Convert every line of the material below into a JSON list of strings, one string per line and no entries for blank lines. Omit the pictures.

——

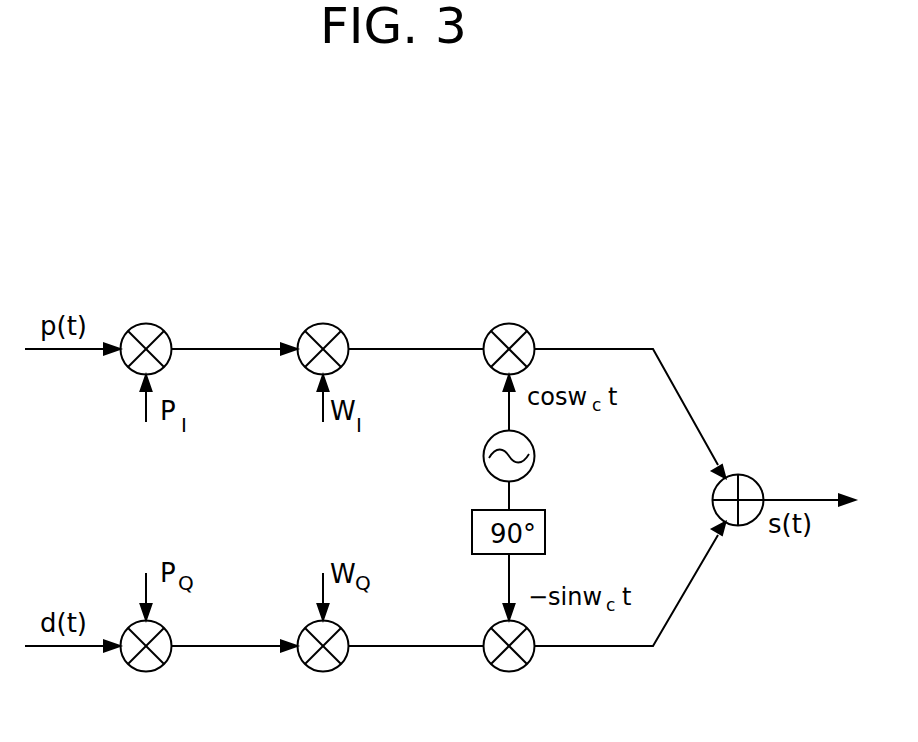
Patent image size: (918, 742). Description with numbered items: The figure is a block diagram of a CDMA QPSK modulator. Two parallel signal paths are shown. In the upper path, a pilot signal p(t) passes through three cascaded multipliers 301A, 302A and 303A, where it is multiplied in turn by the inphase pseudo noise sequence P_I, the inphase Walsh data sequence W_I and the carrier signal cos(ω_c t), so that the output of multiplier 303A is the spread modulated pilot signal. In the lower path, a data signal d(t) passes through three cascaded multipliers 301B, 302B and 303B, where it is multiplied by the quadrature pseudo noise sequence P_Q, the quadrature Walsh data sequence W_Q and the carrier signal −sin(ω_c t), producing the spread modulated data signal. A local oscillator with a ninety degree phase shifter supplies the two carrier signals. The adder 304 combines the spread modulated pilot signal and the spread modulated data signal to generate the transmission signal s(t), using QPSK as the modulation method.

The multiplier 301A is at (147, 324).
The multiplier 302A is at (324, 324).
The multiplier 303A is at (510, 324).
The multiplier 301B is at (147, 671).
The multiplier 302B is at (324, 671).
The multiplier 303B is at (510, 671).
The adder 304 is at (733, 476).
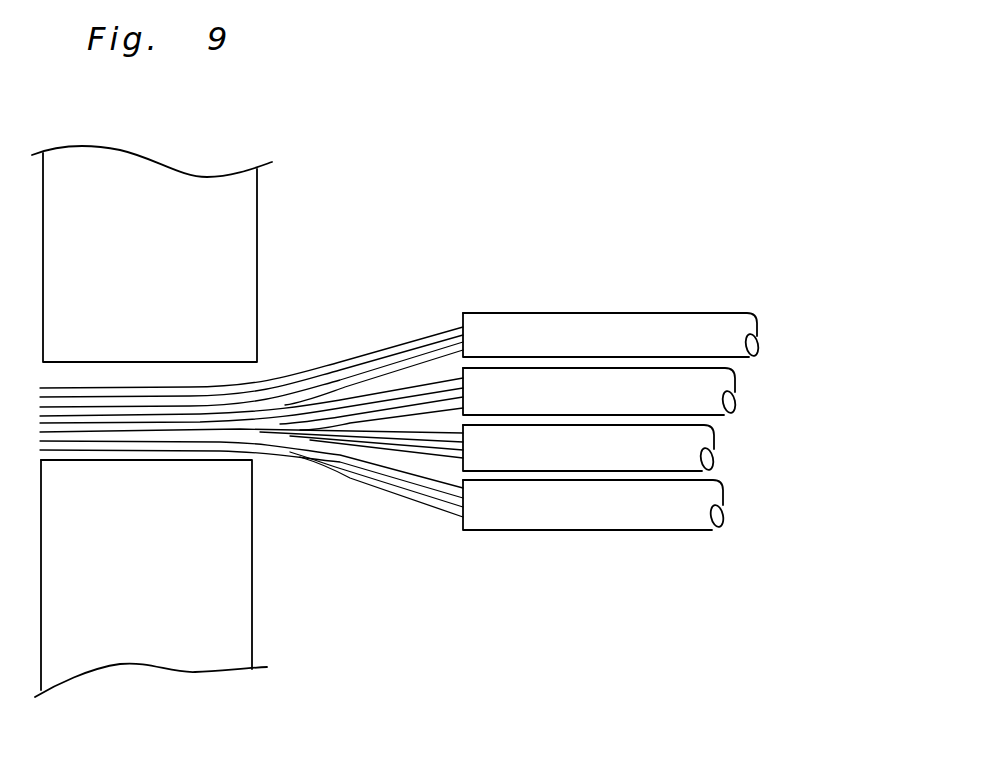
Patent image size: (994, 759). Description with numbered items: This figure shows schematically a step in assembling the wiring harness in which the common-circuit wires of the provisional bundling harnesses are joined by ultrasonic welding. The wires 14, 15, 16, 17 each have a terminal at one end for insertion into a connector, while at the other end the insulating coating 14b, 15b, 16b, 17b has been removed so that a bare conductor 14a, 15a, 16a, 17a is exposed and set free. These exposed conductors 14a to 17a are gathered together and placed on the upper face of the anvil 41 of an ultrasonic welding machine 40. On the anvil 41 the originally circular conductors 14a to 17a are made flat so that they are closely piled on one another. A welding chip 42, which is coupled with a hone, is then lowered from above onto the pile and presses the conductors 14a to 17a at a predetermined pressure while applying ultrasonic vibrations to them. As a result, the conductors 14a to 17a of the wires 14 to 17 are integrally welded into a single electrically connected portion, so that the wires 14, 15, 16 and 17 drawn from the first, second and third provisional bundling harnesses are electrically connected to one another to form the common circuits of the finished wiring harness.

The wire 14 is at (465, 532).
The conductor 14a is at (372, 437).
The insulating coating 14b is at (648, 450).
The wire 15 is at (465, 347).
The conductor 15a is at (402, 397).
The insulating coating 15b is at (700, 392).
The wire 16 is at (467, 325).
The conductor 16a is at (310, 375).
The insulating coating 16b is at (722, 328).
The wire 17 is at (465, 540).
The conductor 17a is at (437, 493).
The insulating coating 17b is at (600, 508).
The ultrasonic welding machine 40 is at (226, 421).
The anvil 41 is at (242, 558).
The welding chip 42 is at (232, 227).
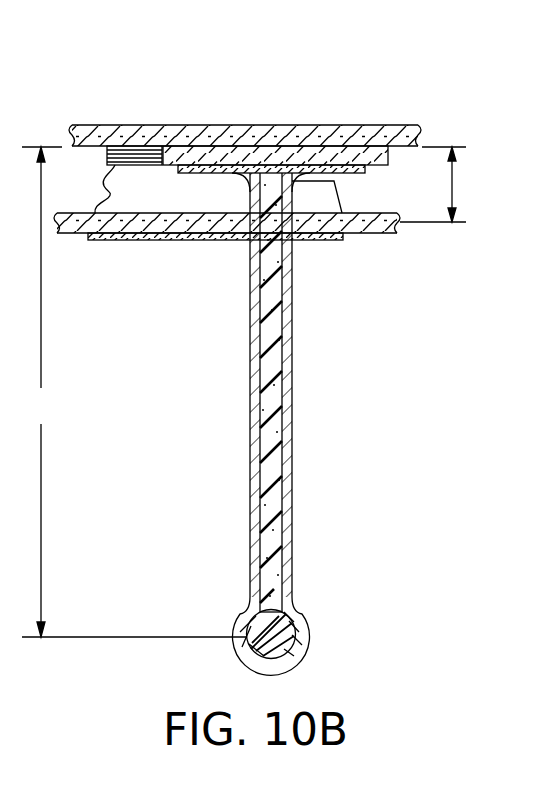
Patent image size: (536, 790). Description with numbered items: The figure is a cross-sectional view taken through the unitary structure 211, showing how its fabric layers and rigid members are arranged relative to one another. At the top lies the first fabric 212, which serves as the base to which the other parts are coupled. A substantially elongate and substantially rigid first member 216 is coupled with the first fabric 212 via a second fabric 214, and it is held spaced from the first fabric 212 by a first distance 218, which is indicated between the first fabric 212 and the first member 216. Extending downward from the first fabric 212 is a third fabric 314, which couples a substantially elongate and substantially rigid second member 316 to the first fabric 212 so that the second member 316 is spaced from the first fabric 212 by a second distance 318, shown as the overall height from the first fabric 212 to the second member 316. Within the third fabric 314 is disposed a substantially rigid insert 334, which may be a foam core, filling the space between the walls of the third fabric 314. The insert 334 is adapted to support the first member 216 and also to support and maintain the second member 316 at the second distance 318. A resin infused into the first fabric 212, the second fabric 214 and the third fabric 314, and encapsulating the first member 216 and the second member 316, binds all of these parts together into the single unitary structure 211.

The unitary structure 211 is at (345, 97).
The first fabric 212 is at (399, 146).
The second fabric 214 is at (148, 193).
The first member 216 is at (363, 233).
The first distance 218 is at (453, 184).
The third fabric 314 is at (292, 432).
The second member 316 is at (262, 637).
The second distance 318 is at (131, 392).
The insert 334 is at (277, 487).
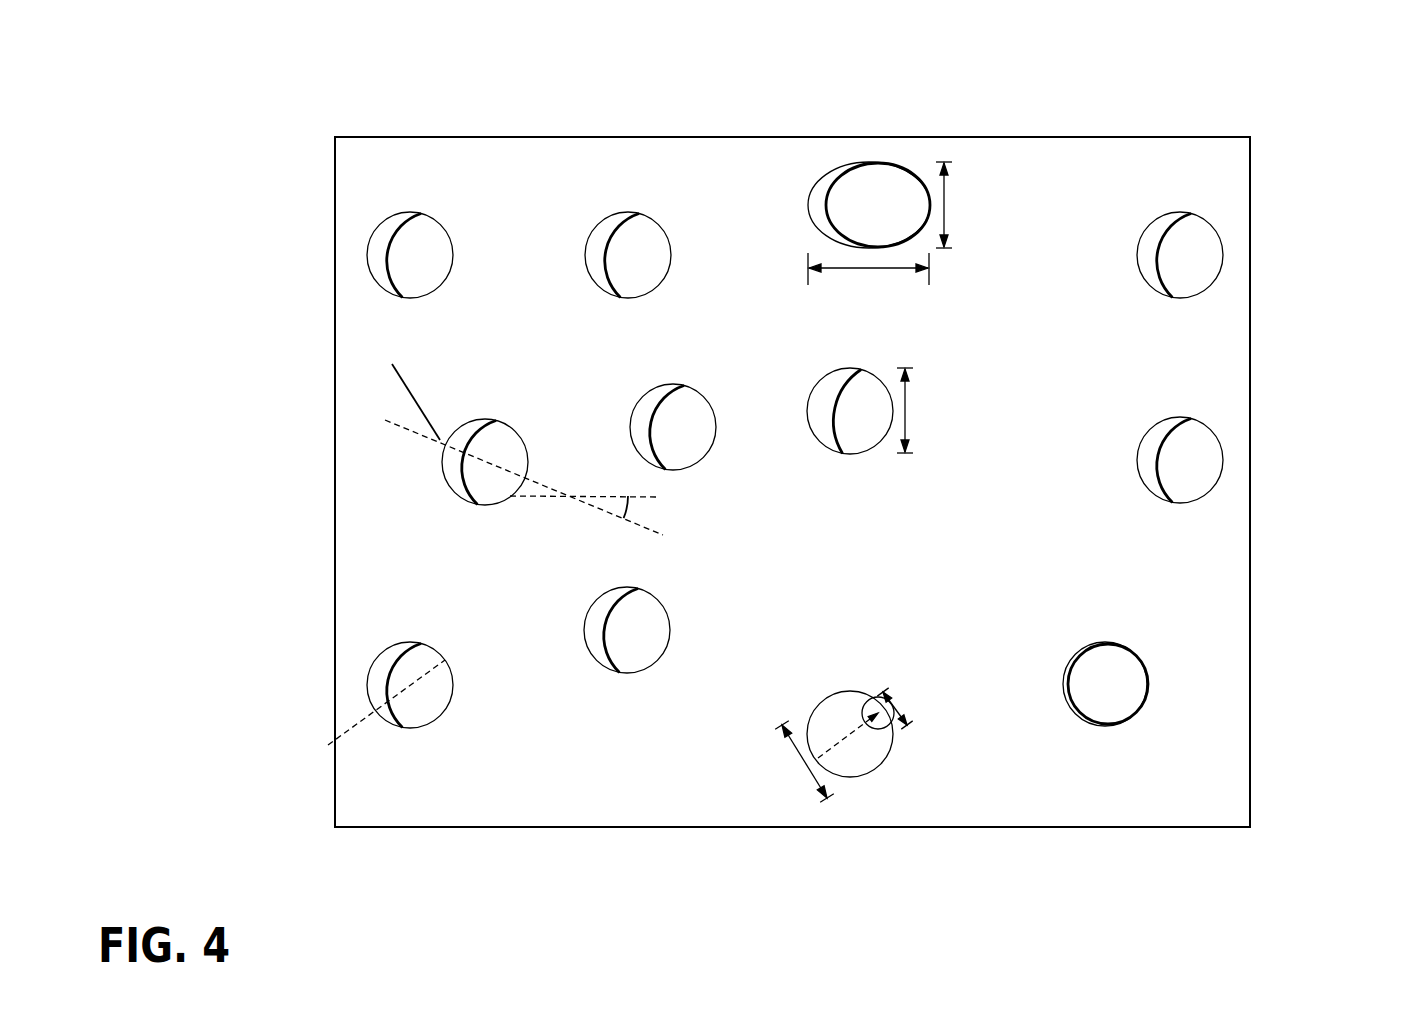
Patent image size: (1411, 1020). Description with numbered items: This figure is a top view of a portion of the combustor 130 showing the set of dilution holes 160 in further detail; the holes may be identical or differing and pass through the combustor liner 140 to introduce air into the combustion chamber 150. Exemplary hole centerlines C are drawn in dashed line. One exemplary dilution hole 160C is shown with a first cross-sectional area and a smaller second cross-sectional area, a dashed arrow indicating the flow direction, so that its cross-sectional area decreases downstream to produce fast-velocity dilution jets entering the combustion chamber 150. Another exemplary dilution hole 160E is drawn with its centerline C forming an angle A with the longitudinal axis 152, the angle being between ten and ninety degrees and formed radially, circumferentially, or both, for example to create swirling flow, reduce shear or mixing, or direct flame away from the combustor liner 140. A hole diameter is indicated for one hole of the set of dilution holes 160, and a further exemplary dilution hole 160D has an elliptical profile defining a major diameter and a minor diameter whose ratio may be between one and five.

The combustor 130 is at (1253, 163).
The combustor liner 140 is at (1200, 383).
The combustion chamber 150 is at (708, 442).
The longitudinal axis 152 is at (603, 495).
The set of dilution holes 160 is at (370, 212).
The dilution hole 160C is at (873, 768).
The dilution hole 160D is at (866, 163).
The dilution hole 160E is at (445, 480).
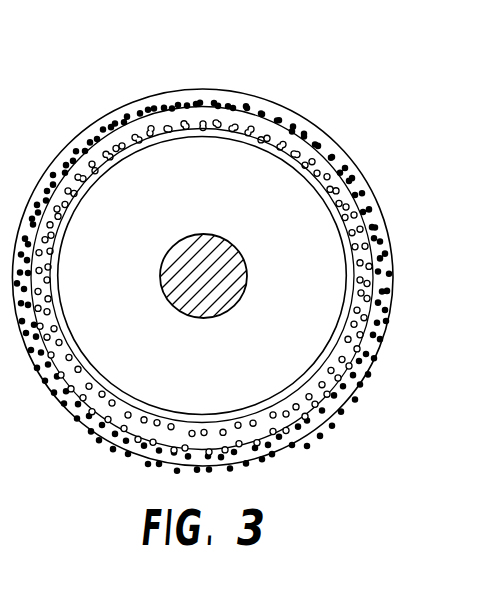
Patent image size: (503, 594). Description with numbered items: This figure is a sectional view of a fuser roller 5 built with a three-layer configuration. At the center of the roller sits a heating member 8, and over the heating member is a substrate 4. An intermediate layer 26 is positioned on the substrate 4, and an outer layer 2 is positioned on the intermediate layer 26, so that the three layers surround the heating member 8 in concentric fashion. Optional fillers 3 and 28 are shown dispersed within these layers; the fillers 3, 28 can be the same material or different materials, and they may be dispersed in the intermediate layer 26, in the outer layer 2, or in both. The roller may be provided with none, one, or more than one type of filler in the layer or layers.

——

RESPONSE TO THIS EXERCISE
[
  "Patent image size: (918, 742). Description with numbered items: The figure is a block diagram of a CDMA QPSK modulator. Two parallel signal paths are shown. In the upper path, a pilot signal p(t) passes through three cascaded multipliers 301A, 302A and 303A, where it is multiplied in turn by the inphase pseudo noise sequence P_I, the inphase Walsh data sequence W_I and the carrier signal cos(ω_c t), so that the output of multiplier 303A is the spread modulated pilot signal. In the lower path, a data signal d(t) passes through three cascaded multipliers 301B, 302B and 303B, where it is multiplied by the quadrature pseudo noise sequence P_Q, the quadrature Walsh data sequence W_Q and the carrier signal −sin(ω_c t), producing the spread modulated data signal. A local oscillator with a ninety degree phase shifter supplies the two carrier signals. The adder 304 combines the spread modulated pilot signal and the spread modulated data signal to generate the transmission signal s(t), using QPSK as the modulation method.",
  "The multiplier 301A is at (147, 324).",
  "The multiplier 302A is at (324, 324).",
  "The multiplier 303A is at (510, 324).",
  "The multiplier 301B is at (147, 671).",
  "The multiplier 302B is at (324, 671).",
  "The multiplier 303B is at (510, 671).",
  "The adder 304 is at (733, 476).",
  "Patent image size: (994, 759). Description with numbered items: This figure shows schematically a step in assembling the wiring harness in which the common-circuit wires of the provisional bundling harnesses are joined by ultrasonic welding. The wires 14, 15, 16, 17 each have a terminal at one end for insertion into a connector, while at the other end the insulating coating 14b, 15b, 16b, 17b has been removed so that a bare conductor 14a, 15a, 16a, 17a is exposed and set free. These exposed conductors 14a to 17a are gathered together and placed on the upper face of the anvil 41 of an ultrasonic welding machine 40. On the anvil 41 the originally circular conductors 14a to 17a are made flat so that they are closely piled on one another. A welding chip 42, which is coupled with a hone, is then lowered from above onto the pile and presses the conductors 14a to 17a at a predetermined pressure while applying ultrasonic vibrations to them. As a result, the conductors 14a to 17a of the wires 14 to 17 are integrally welded into a single electrically connected portion, so that the wires 14, 15, 16 and 17 drawn from the first, second and third provisional bundling harnesses are electrically connected to one another to form the common circuits of the finished wiring harness.",
  "The wire 14 is at (465, 532).",
  "The conductor 14a is at (372, 437).",
  "The insulating coating 14b is at (648, 450).",
  "The wire 15 is at (465, 347).",
  "The conductor 15a is at (402, 397).",
  "The insulating coating 15b is at (700, 392).",
  "The wire 16 is at (467, 325).",
  "The conductor 16a is at (310, 375).",
  "The insulating coating 16b is at (722, 328).",
  "The wire 17 is at (465, 540).",
  "The conductor 17a is at (437, 493).",
  "The insulating coating 17b is at (600, 508).",
  "The ultrasonic welding machine 40 is at (226, 421).",
  "The anvil 41 is at (242, 558).",
  "The welding chip 42 is at (232, 227).",
  "Patent image size: (536, 790). Description with numbered items: The figure is a cross-sectional view taken through the unitary structure 211, showing how its fabric layers and rigid members are arranged relative to one another. At the top lies the first fabric 212, which serves as the base to which the other parts are coupled. A substantially elongate and substantially rigid first member 216 is coupled with the first fabric 212 via a second fabric 214, and it is held spaced from the first fabric 212 by a first distance 218, which is indicated between the first fabric 212 and the first member 216. Extending downward from the first fabric 212 is a third fabric 314, which couples a substantially elongate and substantially rigid second member 316 to the first fabric 212 so that the second member 316 is spaced from the first fabric 212 by a second distance 318, shown as the overall height from the first fabric 212 to the second member 316. Within the third fabric 314 is disposed a substantially rigid insert 334, which may be a foam core, filling the space between the walls of the third fabric 314. The insert 334 is adapted to support the first member 216 and also to support and maintain the second member 316 at the second distance 318. A resin infused into the first fabric 212, the second fabric 214 and the third fabric 314, and encapsulating the first member 216 and the second member 316, binds all of these parts together into the single unitary structure 211.",
  "The unitary structure 211 is at (345, 97).",
  "The first fabric 212 is at (399, 146).",
  "The second fabric 214 is at (148, 193).",
  "The first member 216 is at (363, 233).",
  "The first distance 218 is at (453, 184).",
  "The third fabric 314 is at (292, 432).",
  "The second member 316 is at (262, 637).",
  "The second distance 318 is at (131, 392).",
  "The insert 334 is at (277, 487).",
  "Patent image size: (1411, 1020). Description with numbered items: This figure is a top view of a portion of the combustor 130 showing the set of dilution holes 160 in further detail; the holes may be identical or differing and pass through the combustor liner 140 to introduce air into the combustion chamber 150. Exemplary hole centerlines C are drawn in dashed line. One exemplary dilution hole 160C is shown with a first cross-sectional area and a smaller second cross-sectional area, a dashed arrow indicating the flow direction, so that its cross-sectional area decreases downstream to produce fast-velocity dilution jets entering the combustion chamber 150. Another exemplary dilution hole 160E is drawn with its centerline C forming an angle A with the longitudinal axis 152, the angle being between ten and ninety degrees and formed radially, circumferentially, or both, for example to create swirling flow, reduce shear or mixing, or direct flame away from the combustor liner 140. A hole diameter is indicated for one hole of the set of dilution holes 160, and a further exemplary dilution hole 160D has an elliptical profile defining a major diameter and a minor diameter whose ratio may be between one and five.",
  "The combustor 130 is at (1253, 163).",
  "The combustor liner 140 is at (1200, 383).",
  "The combustion chamber 150 is at (708, 442).",
  "The longitudinal axis 152 is at (603, 495).",
  "The set of dilution holes 160 is at (370, 212).",
  "The dilution hole 160C is at (873, 768).",
  "The dilution hole 160D is at (866, 163).",
  "The dilution hole 160E is at (445, 480).",
  "Patent image size: (503, 594). Description with numbered items: This figure is a sectional view of a fuser roller 5 built with a three-layer configuration. At the center of the roller sits a heating member 8, and over the heating member is a substrate 4. An intermediate layer 26 is positioned on the substrate 4, and an outer layer 2 is positioned on the intermediate layer 26, so that the three layers surround the heating member 8 in concentric fashion. Optional fillers 3 and 28 are shown dispersed within these layers; the fillers 3, 28 can be the same material or different materials, and they may be dispersed in the intermediate layer 26, in the outer layer 2, or in both. The roller may be provided with none, one, or more than one type of filler in the layer or layers."
]